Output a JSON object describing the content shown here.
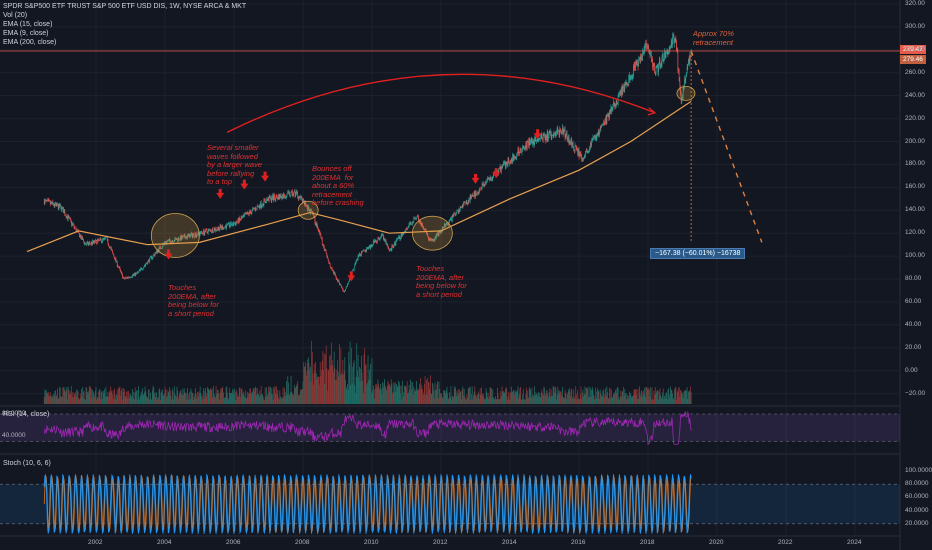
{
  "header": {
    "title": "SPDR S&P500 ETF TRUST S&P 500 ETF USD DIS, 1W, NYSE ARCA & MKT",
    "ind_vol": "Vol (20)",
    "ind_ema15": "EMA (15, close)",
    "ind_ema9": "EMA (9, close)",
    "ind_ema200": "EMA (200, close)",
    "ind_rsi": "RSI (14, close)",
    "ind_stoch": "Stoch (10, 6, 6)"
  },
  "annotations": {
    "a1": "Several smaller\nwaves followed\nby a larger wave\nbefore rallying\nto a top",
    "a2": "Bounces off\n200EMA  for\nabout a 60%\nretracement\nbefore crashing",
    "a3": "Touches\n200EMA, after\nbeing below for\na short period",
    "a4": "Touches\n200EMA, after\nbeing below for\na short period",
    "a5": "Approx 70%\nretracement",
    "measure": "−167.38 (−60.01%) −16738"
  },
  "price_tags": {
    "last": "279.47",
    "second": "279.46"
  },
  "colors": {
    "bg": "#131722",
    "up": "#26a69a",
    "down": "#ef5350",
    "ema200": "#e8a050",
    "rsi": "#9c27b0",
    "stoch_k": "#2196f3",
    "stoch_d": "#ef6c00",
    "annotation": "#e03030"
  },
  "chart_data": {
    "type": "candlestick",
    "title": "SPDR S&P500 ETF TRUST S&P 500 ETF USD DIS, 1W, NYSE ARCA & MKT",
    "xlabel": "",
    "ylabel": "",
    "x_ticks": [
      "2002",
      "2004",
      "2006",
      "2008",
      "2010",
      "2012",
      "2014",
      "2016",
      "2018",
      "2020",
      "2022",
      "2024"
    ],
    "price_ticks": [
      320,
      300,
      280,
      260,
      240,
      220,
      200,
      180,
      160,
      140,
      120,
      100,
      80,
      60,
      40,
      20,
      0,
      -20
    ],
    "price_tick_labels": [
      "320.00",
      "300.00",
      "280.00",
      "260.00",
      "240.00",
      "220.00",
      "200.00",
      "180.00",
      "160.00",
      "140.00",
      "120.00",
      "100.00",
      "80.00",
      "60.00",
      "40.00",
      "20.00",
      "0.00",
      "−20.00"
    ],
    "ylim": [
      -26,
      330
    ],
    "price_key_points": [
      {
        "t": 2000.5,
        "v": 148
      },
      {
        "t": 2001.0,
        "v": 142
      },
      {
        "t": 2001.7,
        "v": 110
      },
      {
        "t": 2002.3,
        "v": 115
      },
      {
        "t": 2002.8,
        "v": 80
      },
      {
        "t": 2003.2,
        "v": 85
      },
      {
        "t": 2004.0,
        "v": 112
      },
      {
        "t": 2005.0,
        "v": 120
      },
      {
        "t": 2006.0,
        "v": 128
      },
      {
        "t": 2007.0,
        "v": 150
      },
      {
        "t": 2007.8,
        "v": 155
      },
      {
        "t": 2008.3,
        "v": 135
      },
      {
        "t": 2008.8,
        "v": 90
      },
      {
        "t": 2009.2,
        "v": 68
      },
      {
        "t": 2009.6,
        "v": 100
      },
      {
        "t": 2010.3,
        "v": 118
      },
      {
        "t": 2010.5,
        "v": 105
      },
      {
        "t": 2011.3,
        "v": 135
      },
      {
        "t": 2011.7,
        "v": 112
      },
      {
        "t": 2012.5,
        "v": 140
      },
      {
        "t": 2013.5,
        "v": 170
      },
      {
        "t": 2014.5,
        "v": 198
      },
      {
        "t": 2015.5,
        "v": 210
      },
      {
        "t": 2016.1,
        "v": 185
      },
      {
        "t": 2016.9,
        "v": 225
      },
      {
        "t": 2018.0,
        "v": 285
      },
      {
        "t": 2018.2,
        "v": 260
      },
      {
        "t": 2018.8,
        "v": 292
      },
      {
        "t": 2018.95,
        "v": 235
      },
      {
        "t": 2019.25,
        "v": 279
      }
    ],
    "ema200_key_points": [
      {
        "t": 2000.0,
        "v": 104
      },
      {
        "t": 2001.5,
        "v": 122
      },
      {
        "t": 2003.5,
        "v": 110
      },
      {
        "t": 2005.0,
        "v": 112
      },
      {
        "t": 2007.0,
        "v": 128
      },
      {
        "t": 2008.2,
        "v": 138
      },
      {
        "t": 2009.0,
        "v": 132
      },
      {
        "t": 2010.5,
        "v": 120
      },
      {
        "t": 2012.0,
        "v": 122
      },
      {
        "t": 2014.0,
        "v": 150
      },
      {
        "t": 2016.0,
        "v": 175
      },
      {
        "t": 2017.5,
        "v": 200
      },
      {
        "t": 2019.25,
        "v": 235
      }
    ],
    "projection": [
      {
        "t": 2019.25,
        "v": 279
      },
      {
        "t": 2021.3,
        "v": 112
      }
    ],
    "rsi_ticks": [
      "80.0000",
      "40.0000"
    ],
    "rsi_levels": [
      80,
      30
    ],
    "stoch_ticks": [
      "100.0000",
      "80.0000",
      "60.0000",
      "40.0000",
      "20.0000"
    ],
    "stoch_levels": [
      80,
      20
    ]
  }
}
=======
[INSTRUCTIONS FOR THE TASK]:
Locate the lines above that hold the word "period". Show every one of them.

[FINAL RESULT]:
    "a3": "Touches\n200EMA, after\nbeing below for\na short period",
    "a4": "Touches\n200EMA, after\nbeing below for\na short period",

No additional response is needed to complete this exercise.